■ Exercise ■
Please output every line of the material as it stands, without the pictures.
begin
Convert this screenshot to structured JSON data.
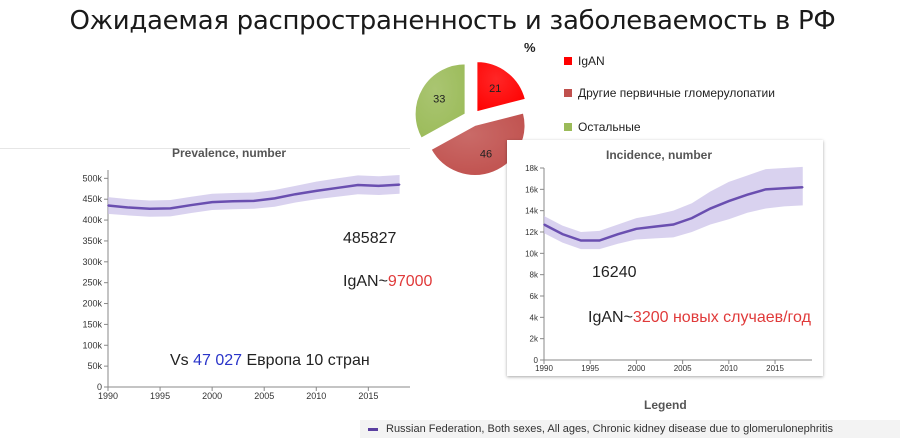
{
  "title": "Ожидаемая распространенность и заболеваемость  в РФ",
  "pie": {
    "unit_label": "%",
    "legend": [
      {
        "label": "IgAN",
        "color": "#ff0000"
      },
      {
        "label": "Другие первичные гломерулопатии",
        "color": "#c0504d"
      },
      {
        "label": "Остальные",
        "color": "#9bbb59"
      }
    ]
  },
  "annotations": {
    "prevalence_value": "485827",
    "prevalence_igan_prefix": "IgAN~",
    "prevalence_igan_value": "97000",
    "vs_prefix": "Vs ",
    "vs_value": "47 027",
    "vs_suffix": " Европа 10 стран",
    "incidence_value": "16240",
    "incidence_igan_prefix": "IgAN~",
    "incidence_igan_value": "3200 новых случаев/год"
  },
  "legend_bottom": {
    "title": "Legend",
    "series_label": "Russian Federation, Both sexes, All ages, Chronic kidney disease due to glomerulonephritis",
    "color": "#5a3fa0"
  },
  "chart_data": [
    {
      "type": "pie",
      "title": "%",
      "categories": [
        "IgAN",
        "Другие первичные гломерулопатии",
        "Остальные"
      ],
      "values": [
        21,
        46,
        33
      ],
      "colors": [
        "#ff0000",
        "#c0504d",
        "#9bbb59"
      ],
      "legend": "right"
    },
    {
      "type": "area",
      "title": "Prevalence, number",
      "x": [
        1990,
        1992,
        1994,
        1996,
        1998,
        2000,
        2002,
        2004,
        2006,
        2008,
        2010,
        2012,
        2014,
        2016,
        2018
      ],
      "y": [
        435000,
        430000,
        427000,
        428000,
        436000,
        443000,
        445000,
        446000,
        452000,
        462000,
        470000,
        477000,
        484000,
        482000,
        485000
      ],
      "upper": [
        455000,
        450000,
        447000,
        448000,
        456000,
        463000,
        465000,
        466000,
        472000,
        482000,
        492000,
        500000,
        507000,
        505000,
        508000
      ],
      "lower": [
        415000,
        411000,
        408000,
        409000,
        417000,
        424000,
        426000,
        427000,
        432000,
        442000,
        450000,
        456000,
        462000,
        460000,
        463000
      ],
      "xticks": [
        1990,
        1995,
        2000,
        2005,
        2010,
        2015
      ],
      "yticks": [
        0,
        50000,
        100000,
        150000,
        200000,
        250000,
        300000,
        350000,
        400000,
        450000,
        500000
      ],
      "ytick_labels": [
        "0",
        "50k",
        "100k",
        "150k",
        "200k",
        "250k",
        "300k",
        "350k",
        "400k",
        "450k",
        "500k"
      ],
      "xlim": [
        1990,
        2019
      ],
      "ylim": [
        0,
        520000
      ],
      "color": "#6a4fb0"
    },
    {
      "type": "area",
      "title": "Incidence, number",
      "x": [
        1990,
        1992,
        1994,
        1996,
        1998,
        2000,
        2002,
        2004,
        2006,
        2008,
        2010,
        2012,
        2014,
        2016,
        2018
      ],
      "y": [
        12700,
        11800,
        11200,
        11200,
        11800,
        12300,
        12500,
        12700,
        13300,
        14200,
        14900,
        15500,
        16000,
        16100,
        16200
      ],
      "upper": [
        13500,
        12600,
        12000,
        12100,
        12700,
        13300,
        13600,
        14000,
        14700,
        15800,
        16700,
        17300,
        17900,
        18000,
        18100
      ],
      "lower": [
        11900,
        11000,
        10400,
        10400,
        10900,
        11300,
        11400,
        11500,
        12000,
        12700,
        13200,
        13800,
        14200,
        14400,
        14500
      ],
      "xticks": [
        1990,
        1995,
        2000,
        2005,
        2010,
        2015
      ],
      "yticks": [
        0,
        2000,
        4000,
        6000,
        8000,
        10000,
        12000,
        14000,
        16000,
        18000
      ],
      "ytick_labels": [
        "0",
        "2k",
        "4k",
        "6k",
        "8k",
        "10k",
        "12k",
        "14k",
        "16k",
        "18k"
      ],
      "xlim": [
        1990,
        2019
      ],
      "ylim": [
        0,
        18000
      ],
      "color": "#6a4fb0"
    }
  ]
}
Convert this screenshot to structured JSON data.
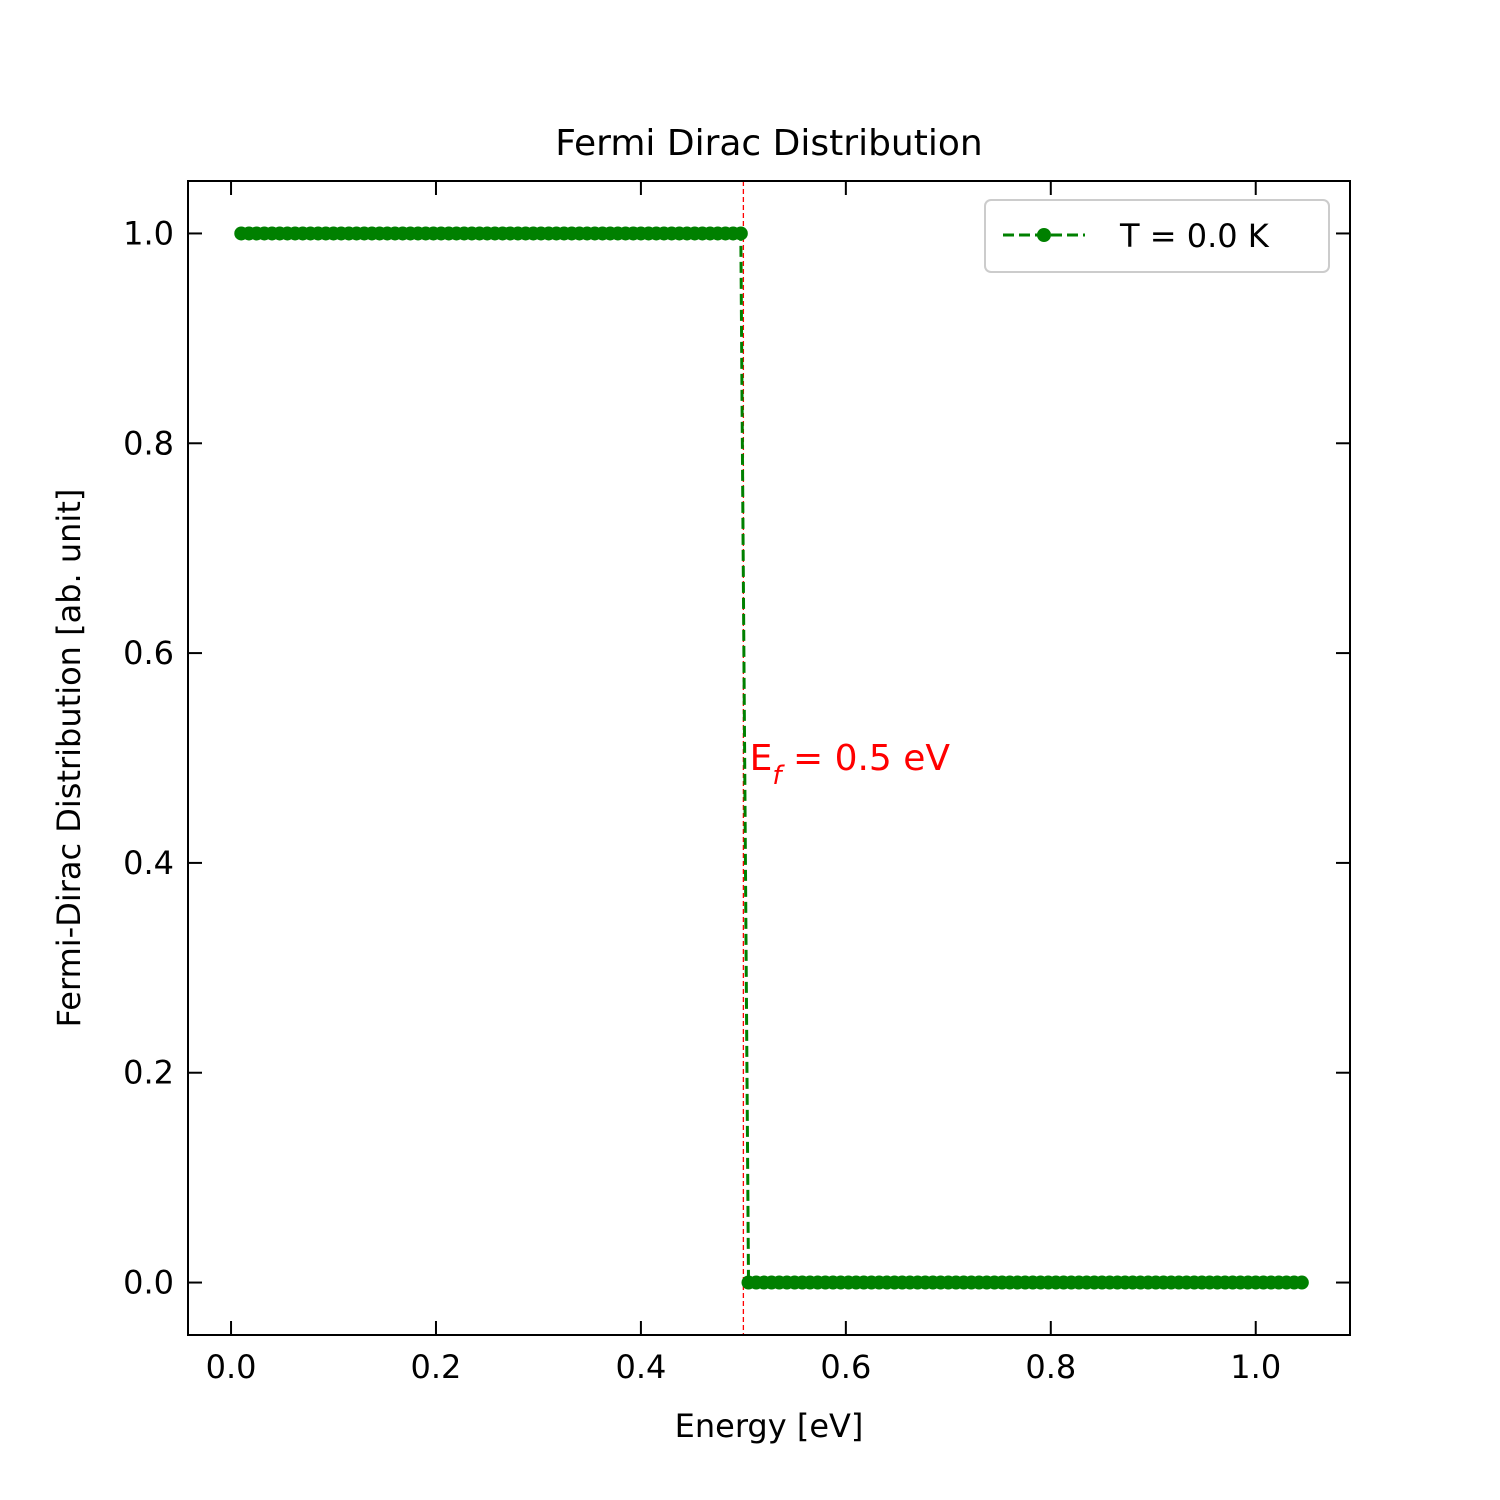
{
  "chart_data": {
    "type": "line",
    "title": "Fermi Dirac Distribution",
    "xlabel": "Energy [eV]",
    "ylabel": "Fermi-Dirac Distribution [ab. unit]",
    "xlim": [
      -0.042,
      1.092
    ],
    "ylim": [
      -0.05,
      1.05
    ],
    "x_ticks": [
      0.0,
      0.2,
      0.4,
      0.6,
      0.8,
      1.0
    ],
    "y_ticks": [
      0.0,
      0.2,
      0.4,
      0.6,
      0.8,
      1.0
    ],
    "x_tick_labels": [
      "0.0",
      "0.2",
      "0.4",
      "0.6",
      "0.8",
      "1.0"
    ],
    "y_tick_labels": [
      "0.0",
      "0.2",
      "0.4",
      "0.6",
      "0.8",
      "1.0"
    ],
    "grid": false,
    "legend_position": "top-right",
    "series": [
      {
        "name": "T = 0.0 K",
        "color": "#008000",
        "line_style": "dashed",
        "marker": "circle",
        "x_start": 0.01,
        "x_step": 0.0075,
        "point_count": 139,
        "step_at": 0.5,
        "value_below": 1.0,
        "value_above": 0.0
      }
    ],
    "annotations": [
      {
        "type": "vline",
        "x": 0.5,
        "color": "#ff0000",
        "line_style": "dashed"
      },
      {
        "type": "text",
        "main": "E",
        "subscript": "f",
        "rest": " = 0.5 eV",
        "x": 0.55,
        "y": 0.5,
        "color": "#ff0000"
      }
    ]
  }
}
end
■ Solution to this exercise ■
Convert this screenshot to structured JSON data.
{
  "title": "Ожидаемая распространенность и заболеваемость  в РФ",
  "pie": {
    "unit_label": "%",
    "legend": [
      {
        "label": "IgAN",
        "color": "#ff0000"
      },
      {
        "label": "Другие первичные гломерулопатии",
        "color": "#c0504d"
      },
      {
        "label": "Остальные",
        "color": "#9bbb59"
      }
    ]
  },
  "annotations": {
    "prevalence_value": "485827",
    "prevalence_igan_prefix": "IgAN~",
    "prevalence_igan_value": "97000",
    "vs_prefix": "Vs ",
    "vs_value": "47 027",
    "vs_suffix": " Европа 10 стран",
    "incidence_value": "16240",
    "incidence_igan_prefix": "IgAN~",
    "incidence_igan_value": "3200 новых случаев/год"
  },
  "legend_bottom": {
    "title": "Legend",
    "series_label": "Russian Federation, Both sexes, All ages, Chronic kidney disease due to glomerulonephritis",
    "color": "#5a3fa0"
  },
  "chart_data": [
    {
      "type": "pie",
      "title": "%",
      "categories": [
        "IgAN",
        "Другие первичные гломерулопатии",
        "Остальные"
      ],
      "values": [
        21,
        46,
        33
      ],
      "colors": [
        "#ff0000",
        "#c0504d",
        "#9bbb59"
      ],
      "legend": "right"
    },
    {
      "type": "area",
      "title": "Prevalence, number",
      "x": [
        1990,
        1992,
        1994,
        1996,
        1998,
        2000,
        2002,
        2004,
        2006,
        2008,
        2010,
        2012,
        2014,
        2016,
        2018
      ],
      "y": [
        435000,
        430000,
        427000,
        428000,
        436000,
        443000,
        445000,
        446000,
        452000,
        462000,
        470000,
        477000,
        484000,
        482000,
        485000
      ],
      "upper": [
        455000,
        450000,
        447000,
        448000,
        456000,
        463000,
        465000,
        466000,
        472000,
        482000,
        492000,
        500000,
        507000,
        505000,
        508000
      ],
      "lower": [
        415000,
        411000,
        408000,
        409000,
        417000,
        424000,
        426000,
        427000,
        432000,
        442000,
        450000,
        456000,
        462000,
        460000,
        463000
      ],
      "xticks": [
        1990,
        1995,
        2000,
        2005,
        2010,
        2015
      ],
      "yticks": [
        0,
        50000,
        100000,
        150000,
        200000,
        250000,
        300000,
        350000,
        400000,
        450000,
        500000
      ],
      "ytick_labels": [
        "0",
        "50k",
        "100k",
        "150k",
        "200k",
        "250k",
        "300k",
        "350k",
        "400k",
        "450k",
        "500k"
      ],
      "xlim": [
        1990,
        2019
      ],
      "ylim": [
        0,
        520000
      ],
      "color": "#6a4fb0"
    },
    {
      "type": "area",
      "title": "Incidence, number",
      "x": [
        1990,
        1992,
        1994,
        1996,
        1998,
        2000,
        2002,
        2004,
        2006,
        2008,
        2010,
        2012,
        2014,
        2016,
        2018
      ],
      "y": [
        12700,
        11800,
        11200,
        11200,
        11800,
        12300,
        12500,
        12700,
        13300,
        14200,
        14900,
        15500,
        16000,
        16100,
        16200
      ],
      "upper": [
        13500,
        12600,
        12000,
        12100,
        12700,
        13300,
        13600,
        14000,
        14700,
        15800,
        16700,
        17300,
        17900,
        18000,
        18100
      ],
      "lower": [
        11900,
        11000,
        10400,
        10400,
        10900,
        11300,
        11400,
        11500,
        12000,
        12700,
        13200,
        13800,
        14200,
        14400,
        14500
      ],
      "xticks": [
        1990,
        1995,
        2000,
        2005,
        2010,
        2015
      ],
      "yticks": [
        0,
        2000,
        4000,
        6000,
        8000,
        10000,
        12000,
        14000,
        16000,
        18000
      ],
      "ytick_labels": [
        "0",
        "2k",
        "4k",
        "6k",
        "8k",
        "10k",
        "12k",
        "14k",
        "16k",
        "18k"
      ],
      "xlim": [
        1990,
        2019
      ],
      "ylim": [
        0,
        18000
      ],
      "color": "#6a4fb0"
    }
  ]
}
Convert this screenshot to structured JSON data.
{
  "chart_data": {
    "type": "line",
    "title": "Fermi Dirac Distribution",
    "xlabel": "Energy [eV]",
    "ylabel": "Fermi-Dirac Distribution [ab. unit]",
    "xlim": [
      -0.042,
      1.092
    ],
    "ylim": [
      -0.05,
      1.05
    ],
    "x_ticks": [
      0.0,
      0.2,
      0.4,
      0.6,
      0.8,
      1.0
    ],
    "y_ticks": [
      0.0,
      0.2,
      0.4,
      0.6,
      0.8,
      1.0
    ],
    "x_tick_labels": [
      "0.0",
      "0.2",
      "0.4",
      "0.6",
      "0.8",
      "1.0"
    ],
    "y_tick_labels": [
      "0.0",
      "0.2",
      "0.4",
      "0.6",
      "0.8",
      "1.0"
    ],
    "grid": false,
    "legend_position": "top-right",
    "series": [
      {
        "name": "T = 0.0 K",
        "color": "#008000",
        "line_style": "dashed",
        "marker": "circle",
        "x_start": 0.01,
        "x_step": 0.0075,
        "point_count": 139,
        "step_at": 0.5,
        "value_below": 1.0,
        "value_above": 0.0
      }
    ],
    "annotations": [
      {
        "type": "vline",
        "x": 0.5,
        "color": "#ff0000",
        "line_style": "dashed"
      },
      {
        "type": "text",
        "main": "E",
        "subscript": "f",
        "rest": " = 0.5 eV",
        "x": 0.55,
        "y": 0.5,
        "color": "#ff0000"
      }
    ]
  }
}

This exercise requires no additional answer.